### Collected data entries
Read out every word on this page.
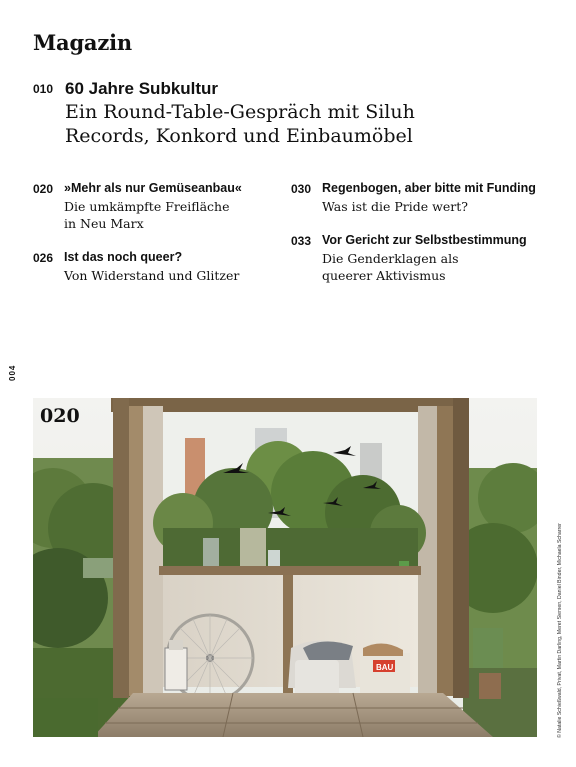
Magazin
010 60 Jahre Subkultur
Ein Round-Table-Gespräch mit Siluh
Records, Konkord und Einbaumöbel
020 »Mehr als nur Gemüseanbau«
Die umkämpfte Freifläche
in Neu Marx
026 Ist das noch queer?
Von Widerstand und Glitzer
030 Regenbogen, aber bitte mit Funding
Was ist die Pride wert?
033 Vor Gericht zur Selbstbestimmung
Die Genderklagen als
queerer Aktivismus
004
020
BAU	© Natalie Schießwald, Privat, Martin Darling, Meret Siemen, Daniel Binder, Michaela Scharrer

### Exercise directions
Do not copy the pictures, but repeat every line exactly.

### Final answer
Read out every word on this page.
Magazin
010 60 Jahre Subkultur
Ein Round-Table-Gespräch mit Siluh
Records, Konkord und Einbaumöbel
020 »Mehr als nur Gemüseanbau«
Die umkämpfte Freifläche
in Neu Marx
026 Ist das noch queer?
Von Widerstand und Glitzer
030 Regenbogen, aber bitte mit Funding
Was ist die Pride wert?
033 Vor Gericht zur Selbstbestimmung
Die Genderklagen als
queerer Aktivismus
004
020
BAU	© Natalie Schießwald, Privat, Martin Darling, Meret Siemen, Daniel Binder, Michaela Scharrer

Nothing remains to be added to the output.